Dataset records:
________________________________________
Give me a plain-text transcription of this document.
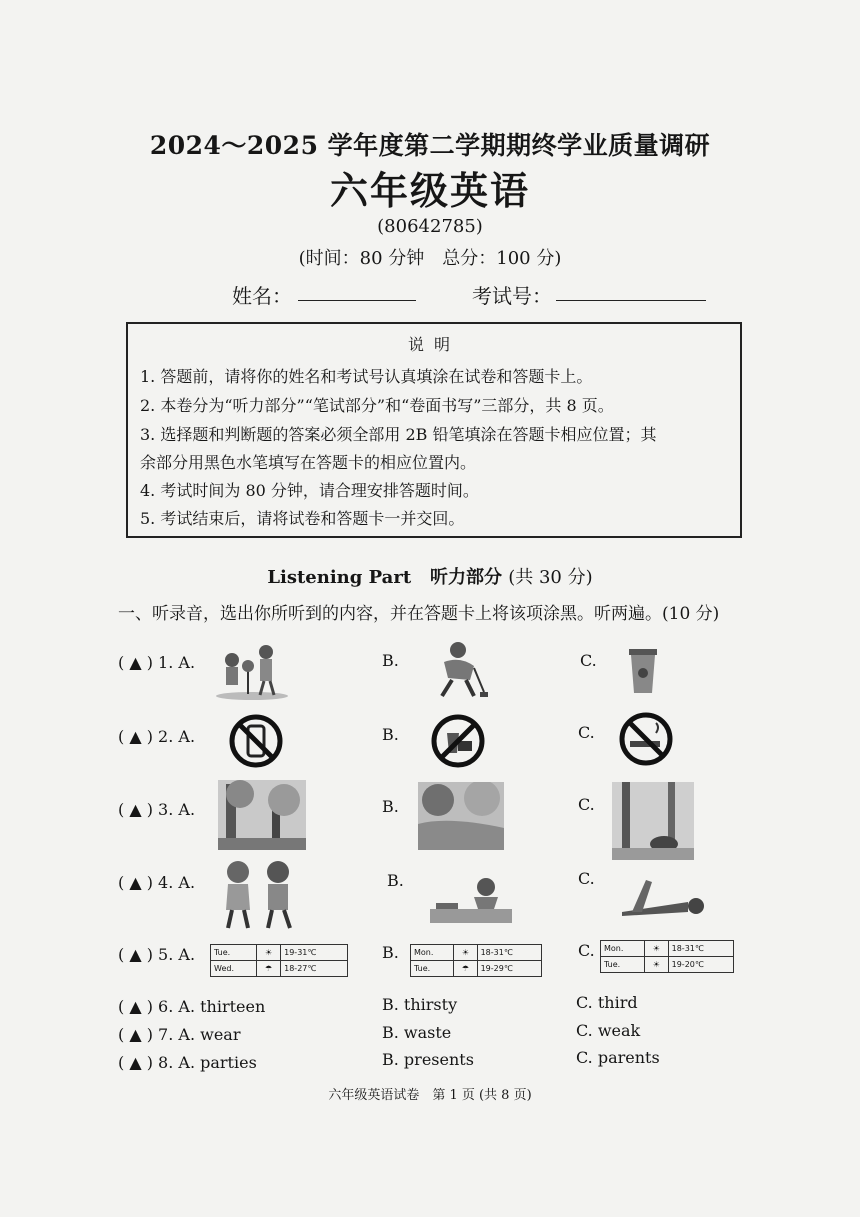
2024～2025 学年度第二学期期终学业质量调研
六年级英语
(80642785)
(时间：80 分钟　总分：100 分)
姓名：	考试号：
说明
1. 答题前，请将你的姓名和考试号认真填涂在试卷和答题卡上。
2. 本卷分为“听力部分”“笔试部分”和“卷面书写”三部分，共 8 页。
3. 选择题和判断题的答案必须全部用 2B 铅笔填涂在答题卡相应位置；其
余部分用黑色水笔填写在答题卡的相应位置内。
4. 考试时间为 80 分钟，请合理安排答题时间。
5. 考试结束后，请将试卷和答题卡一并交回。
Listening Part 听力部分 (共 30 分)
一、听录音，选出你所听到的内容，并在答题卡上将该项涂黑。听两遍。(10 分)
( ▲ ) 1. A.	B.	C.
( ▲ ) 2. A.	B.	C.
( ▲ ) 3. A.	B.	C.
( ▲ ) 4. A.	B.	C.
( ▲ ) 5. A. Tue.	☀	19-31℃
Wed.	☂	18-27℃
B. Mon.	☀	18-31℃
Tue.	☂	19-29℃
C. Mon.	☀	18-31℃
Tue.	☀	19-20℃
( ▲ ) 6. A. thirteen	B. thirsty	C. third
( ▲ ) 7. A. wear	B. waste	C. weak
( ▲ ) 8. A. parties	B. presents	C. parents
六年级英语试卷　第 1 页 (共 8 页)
________________________________________
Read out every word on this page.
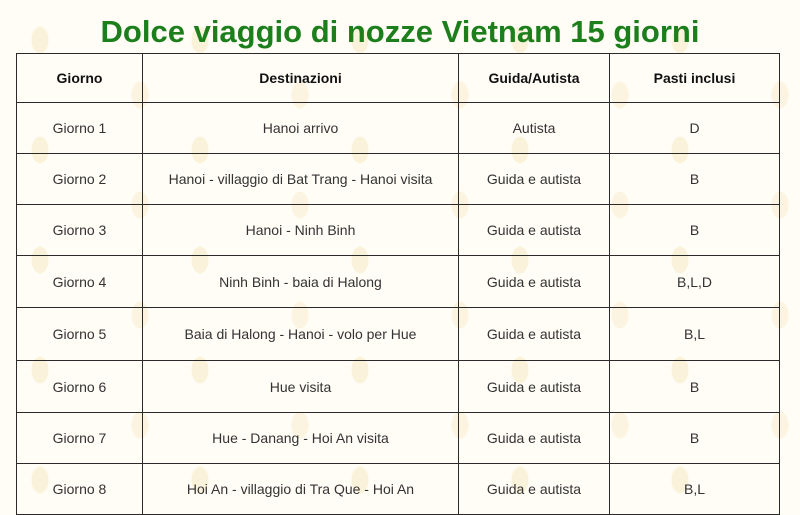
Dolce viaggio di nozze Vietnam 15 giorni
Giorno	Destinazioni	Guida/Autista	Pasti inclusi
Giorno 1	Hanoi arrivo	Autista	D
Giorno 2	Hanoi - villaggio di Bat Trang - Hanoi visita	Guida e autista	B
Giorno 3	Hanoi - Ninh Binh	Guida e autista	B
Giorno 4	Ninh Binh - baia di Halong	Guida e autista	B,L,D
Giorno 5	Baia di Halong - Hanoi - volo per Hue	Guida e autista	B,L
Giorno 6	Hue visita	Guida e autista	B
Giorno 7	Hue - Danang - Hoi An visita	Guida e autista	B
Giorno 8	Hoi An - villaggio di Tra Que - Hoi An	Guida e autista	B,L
________________________________________
▶ **Exercise aim**
Show the lines of the records that include the string "Hanoi".

▶ **Expected output**
Giorno 1	Hanoi arrivo	Autista	D
Giorno 2	Hanoi - villaggio di Bat Trang - Hanoi visita	Guida e autista	B
Giorno 3	Hanoi - Ninh Binh	Guida e autista	B
Giorno 5	Baia di Halong - Hanoi - volo per Hue	Guida e autista	B,L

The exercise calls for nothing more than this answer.